(Records from a collection)
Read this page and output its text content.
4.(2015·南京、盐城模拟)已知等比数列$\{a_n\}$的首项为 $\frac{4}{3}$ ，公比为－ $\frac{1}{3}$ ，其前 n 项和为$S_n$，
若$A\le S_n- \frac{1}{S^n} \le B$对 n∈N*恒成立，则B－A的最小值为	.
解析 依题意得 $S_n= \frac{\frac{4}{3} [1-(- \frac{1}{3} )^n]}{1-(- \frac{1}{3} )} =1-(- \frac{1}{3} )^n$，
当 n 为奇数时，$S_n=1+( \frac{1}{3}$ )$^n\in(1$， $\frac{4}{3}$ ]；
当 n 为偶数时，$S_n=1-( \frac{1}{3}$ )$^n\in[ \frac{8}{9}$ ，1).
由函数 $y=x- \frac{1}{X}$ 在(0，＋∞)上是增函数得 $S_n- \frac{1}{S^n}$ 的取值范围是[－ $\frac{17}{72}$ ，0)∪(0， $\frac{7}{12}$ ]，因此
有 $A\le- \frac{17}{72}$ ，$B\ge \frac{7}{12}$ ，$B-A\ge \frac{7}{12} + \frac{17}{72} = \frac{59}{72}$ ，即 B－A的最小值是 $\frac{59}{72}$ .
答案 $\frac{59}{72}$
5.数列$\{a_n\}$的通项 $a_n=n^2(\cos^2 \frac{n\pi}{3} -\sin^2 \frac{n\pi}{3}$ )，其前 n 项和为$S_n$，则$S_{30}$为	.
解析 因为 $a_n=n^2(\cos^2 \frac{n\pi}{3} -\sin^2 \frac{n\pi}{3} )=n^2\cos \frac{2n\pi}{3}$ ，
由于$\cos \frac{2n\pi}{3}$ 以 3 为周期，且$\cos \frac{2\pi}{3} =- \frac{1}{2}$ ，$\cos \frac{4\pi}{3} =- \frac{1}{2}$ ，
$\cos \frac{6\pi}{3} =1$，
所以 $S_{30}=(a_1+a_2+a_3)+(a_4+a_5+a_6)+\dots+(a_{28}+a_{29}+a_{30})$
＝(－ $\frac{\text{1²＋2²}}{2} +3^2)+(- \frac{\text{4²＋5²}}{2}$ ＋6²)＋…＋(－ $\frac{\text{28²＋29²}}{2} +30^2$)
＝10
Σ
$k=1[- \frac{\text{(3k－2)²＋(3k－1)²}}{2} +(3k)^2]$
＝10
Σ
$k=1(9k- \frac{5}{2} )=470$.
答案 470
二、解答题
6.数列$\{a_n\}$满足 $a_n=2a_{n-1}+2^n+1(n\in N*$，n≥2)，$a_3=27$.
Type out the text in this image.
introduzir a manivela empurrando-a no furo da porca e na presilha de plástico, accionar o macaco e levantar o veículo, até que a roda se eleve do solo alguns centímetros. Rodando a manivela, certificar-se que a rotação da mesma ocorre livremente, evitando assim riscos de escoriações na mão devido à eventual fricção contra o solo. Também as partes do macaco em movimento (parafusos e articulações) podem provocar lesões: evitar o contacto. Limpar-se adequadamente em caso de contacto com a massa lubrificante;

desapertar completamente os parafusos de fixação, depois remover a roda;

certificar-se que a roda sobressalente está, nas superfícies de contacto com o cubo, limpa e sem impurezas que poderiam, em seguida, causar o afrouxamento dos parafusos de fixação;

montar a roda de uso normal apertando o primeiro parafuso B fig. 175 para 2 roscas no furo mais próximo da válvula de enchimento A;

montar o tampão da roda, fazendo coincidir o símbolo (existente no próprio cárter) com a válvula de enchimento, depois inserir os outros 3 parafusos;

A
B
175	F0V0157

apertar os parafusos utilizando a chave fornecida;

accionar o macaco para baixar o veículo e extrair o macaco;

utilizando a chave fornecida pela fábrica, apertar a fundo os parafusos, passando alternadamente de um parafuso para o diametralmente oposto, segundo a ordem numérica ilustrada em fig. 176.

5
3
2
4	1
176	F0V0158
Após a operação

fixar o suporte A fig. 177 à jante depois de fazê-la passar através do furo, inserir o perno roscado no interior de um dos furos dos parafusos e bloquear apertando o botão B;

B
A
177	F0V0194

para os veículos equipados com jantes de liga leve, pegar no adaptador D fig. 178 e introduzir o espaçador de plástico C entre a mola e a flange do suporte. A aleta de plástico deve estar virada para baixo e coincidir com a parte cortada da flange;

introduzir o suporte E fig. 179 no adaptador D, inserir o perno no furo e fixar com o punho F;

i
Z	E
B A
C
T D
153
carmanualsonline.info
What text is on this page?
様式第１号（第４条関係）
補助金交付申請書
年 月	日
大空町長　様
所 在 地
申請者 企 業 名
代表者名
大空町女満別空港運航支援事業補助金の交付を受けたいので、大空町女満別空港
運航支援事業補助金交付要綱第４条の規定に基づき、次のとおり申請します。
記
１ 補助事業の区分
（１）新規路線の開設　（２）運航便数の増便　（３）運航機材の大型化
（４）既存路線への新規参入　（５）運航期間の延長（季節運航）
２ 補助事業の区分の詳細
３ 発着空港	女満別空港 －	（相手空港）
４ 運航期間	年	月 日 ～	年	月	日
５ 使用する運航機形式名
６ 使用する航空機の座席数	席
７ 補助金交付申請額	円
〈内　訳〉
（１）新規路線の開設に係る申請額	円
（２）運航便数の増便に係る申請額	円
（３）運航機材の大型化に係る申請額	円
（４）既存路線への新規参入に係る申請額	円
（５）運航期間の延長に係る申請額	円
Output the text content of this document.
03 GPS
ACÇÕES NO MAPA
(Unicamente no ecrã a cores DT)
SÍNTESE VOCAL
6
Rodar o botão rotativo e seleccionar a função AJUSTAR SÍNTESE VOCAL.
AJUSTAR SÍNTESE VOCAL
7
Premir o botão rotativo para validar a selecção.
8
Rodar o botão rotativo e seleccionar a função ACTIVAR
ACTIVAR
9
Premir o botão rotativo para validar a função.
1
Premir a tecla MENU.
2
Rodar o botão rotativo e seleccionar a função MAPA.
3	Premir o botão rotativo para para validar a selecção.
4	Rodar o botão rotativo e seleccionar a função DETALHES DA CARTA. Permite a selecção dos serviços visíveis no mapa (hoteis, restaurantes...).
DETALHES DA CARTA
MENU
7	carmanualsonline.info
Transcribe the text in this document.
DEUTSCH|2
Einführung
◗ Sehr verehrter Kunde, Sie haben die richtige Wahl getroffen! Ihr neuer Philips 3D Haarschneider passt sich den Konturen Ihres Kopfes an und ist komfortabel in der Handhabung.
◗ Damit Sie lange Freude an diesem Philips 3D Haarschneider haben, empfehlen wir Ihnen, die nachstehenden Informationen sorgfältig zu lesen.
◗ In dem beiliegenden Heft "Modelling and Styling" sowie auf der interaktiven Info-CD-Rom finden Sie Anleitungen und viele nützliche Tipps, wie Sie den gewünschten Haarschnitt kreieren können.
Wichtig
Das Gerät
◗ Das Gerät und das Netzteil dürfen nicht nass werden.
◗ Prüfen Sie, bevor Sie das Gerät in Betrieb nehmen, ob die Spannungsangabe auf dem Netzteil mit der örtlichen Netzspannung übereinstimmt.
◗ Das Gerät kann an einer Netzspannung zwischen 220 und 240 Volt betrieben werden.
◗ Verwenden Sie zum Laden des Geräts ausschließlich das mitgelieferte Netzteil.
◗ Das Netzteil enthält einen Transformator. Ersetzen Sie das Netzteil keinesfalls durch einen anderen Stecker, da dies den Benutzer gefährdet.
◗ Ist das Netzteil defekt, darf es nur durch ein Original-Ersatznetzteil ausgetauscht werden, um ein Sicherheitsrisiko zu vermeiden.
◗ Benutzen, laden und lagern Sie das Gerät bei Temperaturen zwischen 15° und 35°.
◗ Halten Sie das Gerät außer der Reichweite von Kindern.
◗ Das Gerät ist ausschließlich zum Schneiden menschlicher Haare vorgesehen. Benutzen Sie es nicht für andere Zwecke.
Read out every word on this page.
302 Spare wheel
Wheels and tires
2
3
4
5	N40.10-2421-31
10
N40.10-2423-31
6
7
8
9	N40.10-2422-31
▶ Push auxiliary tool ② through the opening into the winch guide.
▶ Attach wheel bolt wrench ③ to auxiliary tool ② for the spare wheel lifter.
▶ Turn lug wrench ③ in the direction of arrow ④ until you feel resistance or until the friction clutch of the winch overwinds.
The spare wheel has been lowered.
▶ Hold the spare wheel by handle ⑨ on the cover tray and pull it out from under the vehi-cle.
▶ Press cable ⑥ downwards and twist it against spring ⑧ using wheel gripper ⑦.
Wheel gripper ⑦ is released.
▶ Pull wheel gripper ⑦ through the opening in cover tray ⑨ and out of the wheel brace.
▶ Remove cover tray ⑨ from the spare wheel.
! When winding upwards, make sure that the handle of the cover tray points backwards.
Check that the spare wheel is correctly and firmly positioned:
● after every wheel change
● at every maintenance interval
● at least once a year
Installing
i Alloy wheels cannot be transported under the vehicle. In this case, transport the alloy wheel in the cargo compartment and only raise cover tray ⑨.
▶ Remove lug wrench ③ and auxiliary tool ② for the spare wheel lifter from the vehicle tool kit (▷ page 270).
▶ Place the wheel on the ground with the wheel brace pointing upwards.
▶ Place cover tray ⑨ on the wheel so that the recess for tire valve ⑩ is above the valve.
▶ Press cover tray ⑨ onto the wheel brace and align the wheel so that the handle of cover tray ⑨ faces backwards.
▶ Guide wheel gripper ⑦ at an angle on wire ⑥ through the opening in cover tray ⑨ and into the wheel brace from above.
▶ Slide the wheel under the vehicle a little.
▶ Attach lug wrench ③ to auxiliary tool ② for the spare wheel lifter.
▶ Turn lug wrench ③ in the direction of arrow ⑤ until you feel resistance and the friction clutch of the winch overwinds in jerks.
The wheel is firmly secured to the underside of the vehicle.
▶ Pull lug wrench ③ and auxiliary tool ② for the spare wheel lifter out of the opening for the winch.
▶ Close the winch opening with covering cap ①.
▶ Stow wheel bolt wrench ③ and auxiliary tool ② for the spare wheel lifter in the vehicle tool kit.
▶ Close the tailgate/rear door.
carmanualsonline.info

[Problem description] Respond with nothing but the number of lines in the entries that contain the string "durch".

[Output of the task] 2